## Begin

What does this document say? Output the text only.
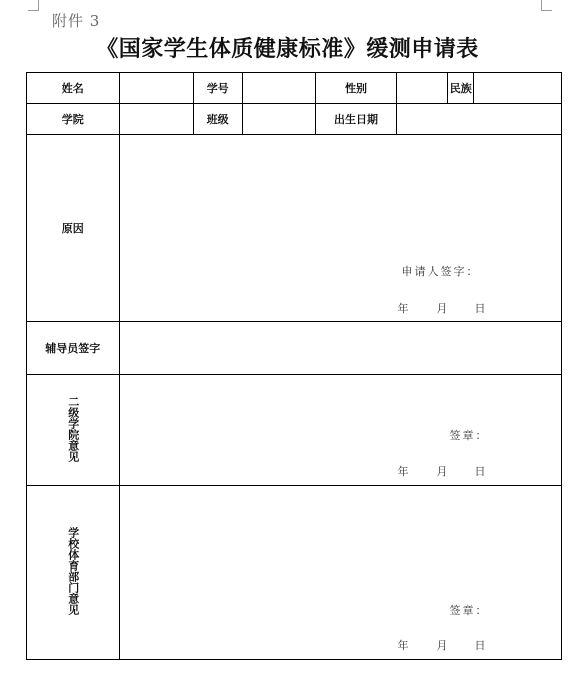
附件 3
《国家学生体质健康标准》缓测申请表
姓名		学号		性别		民族	
学院		班级		出生日期			
原因	申请人签字：
年 月 日						

辅导员签字							
二级学院意见	签章：
年 月 日						

学校体育部门意见	签章：
年 月 日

## End

EXERCISE BRIEF
Pictures stay out; repeat all the rest of the records exactly.

EXPECTED ANSWER
What does this document say? Output the text only.
附件 3
《国家学生体质健康标准》缓测申请表
姓名		学号		性别		民族	
学院		班级		出生日期			
原因	申请人签字：
年 月 日						

辅导员签字							
二级学院意见	签章：
年 月 日						

学校体育部门意见	签章：
年 月 日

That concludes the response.